## EXERCISE DESCRIPTION
Locate each line in the items below that contains the string "Edit", and copy every such line in full.

## TASK MATERIAL

------------------------------------

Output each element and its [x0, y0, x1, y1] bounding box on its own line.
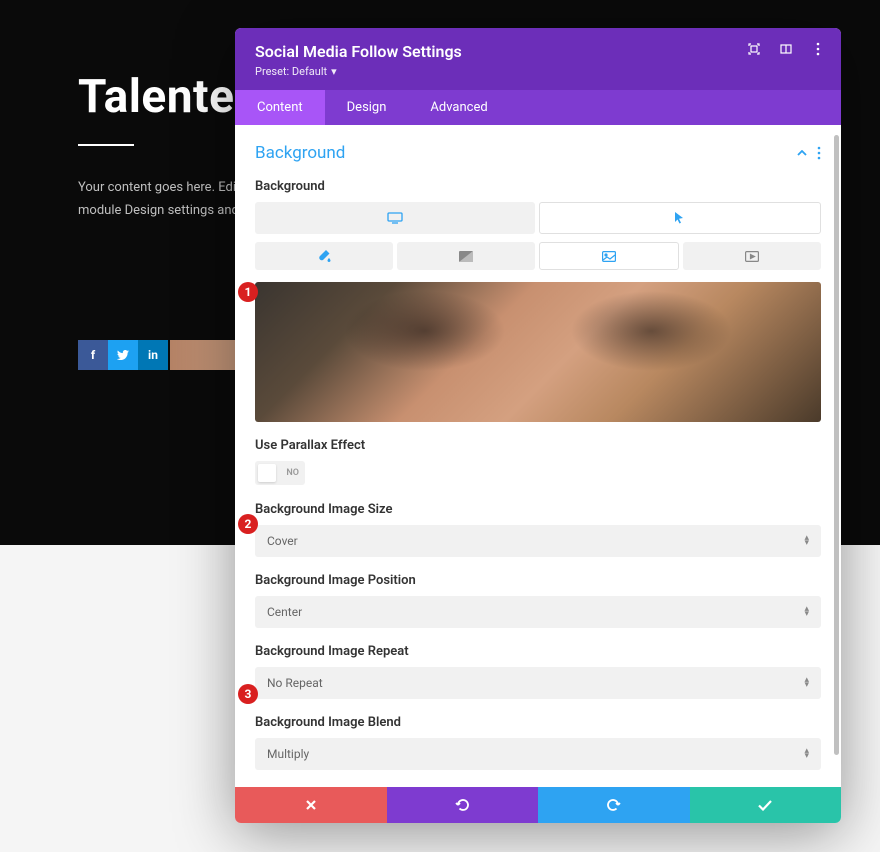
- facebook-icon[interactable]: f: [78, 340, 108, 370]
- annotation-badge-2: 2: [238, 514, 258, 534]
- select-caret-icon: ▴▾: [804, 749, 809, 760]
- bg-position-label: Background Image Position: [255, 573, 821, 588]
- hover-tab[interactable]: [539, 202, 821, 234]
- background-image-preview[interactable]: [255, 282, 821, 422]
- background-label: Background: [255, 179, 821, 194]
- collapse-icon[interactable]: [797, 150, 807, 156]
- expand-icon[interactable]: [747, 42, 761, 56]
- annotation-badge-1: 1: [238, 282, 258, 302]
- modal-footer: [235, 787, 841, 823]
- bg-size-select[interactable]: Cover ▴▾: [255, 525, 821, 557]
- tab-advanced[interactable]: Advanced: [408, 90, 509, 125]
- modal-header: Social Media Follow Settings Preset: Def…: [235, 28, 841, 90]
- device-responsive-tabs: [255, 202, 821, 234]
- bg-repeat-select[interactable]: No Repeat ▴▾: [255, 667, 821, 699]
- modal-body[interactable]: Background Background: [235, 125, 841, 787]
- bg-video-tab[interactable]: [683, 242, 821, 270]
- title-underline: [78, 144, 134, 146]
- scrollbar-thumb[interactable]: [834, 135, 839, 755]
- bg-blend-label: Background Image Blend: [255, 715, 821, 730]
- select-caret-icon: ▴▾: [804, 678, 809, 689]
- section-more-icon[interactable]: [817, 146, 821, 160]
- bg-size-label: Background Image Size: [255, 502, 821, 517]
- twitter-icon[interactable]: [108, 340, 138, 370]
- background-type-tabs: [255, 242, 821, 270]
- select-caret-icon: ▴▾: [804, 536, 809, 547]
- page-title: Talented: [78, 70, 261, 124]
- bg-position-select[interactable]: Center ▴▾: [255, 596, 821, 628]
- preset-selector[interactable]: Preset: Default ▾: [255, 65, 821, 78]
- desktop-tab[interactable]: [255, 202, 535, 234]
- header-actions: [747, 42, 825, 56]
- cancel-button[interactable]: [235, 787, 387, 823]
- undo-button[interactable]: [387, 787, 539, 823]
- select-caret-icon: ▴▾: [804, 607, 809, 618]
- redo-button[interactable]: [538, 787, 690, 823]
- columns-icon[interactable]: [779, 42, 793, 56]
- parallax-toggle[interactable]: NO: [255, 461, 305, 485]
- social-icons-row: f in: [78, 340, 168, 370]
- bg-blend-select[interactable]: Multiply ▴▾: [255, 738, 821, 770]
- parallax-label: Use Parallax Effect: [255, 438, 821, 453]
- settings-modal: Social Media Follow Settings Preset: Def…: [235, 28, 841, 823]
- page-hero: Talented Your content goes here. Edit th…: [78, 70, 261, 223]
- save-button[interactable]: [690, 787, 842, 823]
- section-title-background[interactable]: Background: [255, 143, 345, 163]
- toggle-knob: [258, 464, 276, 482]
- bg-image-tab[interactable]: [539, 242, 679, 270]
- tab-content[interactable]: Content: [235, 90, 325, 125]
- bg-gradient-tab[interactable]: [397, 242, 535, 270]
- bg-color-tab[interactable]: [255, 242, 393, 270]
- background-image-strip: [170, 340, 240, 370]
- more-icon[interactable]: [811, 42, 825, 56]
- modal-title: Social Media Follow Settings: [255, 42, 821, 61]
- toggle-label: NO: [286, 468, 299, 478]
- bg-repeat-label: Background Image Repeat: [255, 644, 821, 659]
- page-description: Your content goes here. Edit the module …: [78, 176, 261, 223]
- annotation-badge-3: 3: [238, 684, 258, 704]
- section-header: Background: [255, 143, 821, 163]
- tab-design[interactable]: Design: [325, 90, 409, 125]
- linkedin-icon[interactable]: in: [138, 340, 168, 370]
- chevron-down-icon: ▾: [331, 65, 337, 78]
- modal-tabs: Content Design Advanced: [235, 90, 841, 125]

------------------------------------

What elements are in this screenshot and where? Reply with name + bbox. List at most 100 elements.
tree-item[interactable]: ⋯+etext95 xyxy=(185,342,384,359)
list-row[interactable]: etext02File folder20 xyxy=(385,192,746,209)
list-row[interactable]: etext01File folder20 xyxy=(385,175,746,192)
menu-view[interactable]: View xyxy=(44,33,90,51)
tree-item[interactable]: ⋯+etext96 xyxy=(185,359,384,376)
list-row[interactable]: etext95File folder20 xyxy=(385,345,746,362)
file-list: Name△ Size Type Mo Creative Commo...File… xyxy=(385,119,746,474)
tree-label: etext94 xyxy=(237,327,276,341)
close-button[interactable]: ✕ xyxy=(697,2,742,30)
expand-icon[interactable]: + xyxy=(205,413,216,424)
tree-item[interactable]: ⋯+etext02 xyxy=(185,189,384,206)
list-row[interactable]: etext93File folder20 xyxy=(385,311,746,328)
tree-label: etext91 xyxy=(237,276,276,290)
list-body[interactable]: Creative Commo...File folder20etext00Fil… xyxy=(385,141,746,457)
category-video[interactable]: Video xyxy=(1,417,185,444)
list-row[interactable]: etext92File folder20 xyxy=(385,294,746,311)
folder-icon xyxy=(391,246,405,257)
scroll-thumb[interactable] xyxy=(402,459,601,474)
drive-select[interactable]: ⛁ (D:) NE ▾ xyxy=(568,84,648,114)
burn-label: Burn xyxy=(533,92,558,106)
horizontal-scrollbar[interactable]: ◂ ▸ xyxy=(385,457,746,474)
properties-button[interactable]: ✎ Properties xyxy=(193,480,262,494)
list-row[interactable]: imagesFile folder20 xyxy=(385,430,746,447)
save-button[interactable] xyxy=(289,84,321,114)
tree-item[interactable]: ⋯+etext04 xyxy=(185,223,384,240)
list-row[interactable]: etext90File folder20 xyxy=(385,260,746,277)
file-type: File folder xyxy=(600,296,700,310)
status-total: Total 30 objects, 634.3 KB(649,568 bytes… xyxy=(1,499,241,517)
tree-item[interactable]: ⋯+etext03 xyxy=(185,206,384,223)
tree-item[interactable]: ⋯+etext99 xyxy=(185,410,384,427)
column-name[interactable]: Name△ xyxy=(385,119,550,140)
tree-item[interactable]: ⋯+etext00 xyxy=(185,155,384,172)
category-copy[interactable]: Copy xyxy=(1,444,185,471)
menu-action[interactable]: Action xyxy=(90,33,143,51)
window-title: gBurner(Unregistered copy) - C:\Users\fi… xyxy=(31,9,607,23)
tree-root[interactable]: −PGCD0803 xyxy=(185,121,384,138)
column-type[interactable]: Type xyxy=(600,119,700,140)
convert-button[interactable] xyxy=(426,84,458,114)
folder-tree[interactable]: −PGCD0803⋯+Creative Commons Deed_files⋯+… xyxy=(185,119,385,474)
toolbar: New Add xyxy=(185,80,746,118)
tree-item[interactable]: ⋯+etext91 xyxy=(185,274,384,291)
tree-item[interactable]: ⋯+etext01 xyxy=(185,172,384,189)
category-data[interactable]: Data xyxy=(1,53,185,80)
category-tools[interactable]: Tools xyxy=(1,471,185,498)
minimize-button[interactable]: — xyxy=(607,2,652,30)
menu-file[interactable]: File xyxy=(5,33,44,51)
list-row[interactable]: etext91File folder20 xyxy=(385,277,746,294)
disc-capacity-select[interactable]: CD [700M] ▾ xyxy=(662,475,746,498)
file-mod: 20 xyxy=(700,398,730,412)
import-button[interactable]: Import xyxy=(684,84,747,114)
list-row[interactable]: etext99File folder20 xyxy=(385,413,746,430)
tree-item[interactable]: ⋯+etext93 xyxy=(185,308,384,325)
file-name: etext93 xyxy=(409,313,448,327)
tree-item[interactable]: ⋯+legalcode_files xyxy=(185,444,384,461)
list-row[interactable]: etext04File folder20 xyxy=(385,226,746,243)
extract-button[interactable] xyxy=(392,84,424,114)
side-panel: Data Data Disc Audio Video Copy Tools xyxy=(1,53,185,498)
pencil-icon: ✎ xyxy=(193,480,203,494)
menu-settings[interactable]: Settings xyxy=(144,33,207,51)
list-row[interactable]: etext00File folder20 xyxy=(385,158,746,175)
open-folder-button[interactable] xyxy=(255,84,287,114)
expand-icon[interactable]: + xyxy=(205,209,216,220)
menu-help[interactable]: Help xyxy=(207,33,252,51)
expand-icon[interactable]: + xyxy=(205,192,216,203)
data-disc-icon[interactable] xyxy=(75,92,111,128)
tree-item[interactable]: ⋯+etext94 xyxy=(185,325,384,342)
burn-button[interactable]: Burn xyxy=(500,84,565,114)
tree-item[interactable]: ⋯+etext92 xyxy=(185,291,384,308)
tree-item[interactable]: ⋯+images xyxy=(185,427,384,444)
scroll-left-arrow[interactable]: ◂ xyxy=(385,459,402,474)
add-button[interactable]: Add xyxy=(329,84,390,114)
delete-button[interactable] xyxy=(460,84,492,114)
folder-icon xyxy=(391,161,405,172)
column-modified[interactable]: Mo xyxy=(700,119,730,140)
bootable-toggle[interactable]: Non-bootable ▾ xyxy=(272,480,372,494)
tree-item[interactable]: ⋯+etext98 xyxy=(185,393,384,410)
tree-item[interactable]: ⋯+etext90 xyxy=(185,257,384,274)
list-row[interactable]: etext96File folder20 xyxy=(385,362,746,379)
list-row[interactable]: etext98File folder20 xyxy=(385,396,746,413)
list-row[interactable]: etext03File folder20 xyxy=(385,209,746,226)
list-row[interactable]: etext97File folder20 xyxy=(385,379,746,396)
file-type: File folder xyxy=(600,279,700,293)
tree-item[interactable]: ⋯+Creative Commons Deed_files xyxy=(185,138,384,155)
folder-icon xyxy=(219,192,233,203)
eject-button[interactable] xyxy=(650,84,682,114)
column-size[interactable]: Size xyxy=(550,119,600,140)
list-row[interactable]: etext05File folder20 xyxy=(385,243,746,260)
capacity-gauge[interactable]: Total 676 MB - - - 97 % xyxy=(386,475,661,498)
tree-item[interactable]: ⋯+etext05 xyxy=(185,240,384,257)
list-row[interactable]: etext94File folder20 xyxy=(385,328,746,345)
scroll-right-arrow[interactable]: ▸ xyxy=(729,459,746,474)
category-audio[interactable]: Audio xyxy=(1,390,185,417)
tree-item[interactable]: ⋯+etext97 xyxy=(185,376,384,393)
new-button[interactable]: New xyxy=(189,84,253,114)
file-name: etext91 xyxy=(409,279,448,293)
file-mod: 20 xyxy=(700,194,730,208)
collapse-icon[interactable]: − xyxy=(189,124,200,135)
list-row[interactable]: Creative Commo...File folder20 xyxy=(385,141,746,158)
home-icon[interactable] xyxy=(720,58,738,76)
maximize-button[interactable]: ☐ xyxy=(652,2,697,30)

------------------------------------

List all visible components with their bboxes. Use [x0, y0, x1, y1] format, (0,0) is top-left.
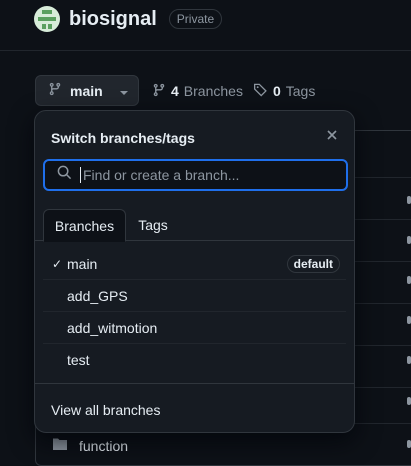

------------------------------------

## FINISHED TASK
- page-hero: Talented Your content goes here. Edit th…: [78, 70, 261, 223]
- page-description: Your content goes here. Edit the module …: [78, 176, 261, 223]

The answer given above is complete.